=== What to do ===
Gather the lines from the material that contain "zele".

Saved entries
-- begin --
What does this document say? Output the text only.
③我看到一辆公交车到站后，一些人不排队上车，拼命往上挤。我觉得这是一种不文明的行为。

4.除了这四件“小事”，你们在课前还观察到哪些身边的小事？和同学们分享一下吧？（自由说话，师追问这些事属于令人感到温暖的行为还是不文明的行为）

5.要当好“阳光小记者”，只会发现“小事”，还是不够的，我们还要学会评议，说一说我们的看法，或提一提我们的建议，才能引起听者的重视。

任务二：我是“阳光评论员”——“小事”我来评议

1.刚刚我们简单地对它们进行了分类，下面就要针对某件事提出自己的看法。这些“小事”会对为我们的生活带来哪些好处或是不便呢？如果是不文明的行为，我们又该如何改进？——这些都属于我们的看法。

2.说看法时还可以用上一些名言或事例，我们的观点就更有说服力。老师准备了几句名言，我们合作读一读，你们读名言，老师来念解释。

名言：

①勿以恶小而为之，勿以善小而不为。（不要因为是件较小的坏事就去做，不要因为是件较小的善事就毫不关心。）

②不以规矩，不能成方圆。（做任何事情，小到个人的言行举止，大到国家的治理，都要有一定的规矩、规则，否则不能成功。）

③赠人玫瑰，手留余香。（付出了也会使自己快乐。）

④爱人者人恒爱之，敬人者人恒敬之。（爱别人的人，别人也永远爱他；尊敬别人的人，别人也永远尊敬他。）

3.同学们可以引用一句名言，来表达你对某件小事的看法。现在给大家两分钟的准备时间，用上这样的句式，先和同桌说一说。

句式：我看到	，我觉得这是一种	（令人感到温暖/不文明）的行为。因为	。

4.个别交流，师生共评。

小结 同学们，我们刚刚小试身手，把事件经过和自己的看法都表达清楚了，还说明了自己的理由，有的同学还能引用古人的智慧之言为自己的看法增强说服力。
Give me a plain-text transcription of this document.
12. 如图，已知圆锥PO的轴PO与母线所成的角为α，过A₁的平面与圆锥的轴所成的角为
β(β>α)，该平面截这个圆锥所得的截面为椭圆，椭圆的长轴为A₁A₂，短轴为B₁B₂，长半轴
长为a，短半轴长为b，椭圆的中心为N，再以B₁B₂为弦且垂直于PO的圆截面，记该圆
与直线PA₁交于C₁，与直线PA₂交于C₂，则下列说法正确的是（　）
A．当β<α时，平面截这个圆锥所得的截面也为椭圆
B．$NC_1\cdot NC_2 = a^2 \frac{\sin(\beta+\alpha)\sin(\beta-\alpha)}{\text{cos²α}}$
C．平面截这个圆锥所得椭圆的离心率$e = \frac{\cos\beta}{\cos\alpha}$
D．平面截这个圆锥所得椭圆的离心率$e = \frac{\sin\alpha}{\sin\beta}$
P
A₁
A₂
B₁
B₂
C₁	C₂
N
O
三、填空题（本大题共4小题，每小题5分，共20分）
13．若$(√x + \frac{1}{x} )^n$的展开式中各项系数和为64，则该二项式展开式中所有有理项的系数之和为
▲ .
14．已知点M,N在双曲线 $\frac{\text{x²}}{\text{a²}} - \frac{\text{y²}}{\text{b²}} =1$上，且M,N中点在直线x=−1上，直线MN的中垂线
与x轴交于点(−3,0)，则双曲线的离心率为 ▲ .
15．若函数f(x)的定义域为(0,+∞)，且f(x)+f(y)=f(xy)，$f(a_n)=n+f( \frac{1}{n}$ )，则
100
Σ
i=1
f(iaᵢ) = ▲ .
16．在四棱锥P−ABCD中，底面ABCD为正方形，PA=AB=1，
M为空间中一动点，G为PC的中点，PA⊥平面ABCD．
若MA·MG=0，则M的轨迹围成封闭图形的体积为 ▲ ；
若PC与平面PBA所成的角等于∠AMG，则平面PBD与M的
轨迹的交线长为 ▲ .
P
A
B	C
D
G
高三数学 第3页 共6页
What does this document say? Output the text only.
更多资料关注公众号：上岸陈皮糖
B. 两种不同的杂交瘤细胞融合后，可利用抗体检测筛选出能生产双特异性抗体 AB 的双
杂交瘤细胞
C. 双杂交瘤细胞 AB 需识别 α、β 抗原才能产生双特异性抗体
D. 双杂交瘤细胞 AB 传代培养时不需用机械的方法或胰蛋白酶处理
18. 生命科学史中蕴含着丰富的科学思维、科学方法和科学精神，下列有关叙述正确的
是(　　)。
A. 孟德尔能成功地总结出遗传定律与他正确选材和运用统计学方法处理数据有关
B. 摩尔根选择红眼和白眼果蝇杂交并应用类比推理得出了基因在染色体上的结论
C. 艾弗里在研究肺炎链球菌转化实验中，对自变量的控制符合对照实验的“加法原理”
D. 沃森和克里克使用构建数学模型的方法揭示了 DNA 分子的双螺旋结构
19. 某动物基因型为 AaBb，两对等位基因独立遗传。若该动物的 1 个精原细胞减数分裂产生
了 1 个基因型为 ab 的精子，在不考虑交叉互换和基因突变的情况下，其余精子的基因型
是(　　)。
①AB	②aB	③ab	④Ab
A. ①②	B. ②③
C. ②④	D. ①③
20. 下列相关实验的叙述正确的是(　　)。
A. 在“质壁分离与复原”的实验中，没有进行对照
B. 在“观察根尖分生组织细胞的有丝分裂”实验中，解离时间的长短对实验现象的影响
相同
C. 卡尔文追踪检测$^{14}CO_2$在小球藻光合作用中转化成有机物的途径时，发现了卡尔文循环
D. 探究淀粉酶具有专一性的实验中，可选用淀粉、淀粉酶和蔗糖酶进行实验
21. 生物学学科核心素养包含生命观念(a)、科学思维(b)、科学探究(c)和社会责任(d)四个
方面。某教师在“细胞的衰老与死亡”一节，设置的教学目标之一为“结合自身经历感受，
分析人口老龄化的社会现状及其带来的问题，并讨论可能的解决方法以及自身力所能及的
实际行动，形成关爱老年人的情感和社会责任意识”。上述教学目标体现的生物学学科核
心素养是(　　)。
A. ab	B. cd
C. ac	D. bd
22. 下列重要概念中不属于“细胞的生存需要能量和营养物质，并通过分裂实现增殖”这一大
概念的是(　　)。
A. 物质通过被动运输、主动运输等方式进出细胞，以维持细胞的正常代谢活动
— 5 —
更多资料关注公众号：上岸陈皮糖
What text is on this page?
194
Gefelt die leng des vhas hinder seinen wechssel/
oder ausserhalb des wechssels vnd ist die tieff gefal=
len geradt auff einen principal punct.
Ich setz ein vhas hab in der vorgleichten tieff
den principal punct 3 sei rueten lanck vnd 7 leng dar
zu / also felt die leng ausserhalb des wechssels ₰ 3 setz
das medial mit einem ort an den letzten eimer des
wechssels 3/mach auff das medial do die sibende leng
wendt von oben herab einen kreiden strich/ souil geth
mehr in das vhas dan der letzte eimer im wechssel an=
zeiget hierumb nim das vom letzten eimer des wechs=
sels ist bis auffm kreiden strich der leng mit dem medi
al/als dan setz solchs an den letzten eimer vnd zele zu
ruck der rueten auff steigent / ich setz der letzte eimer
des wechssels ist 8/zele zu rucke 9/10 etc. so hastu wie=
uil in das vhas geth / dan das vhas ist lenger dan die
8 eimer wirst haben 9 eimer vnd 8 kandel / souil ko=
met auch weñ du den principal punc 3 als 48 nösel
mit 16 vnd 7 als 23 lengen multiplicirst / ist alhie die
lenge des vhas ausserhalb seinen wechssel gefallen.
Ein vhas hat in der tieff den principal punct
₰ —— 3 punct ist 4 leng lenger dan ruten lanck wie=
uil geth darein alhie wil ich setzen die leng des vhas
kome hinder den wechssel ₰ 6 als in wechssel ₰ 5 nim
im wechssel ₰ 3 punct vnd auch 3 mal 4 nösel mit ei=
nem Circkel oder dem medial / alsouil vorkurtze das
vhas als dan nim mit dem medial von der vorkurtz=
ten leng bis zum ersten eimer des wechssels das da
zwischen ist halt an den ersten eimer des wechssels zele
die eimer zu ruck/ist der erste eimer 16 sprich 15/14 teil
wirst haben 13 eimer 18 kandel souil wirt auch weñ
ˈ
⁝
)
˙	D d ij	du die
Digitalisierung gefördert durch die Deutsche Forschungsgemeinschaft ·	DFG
-- end --
=== Task output ===
al/als dan setz solchs an den letzten eimer vnd zele zu
des wechssels ist 8/zele zu rucke 9/10 etc. so hastu wie=
zwischen ist halt an den ersten eimer des wechssels zele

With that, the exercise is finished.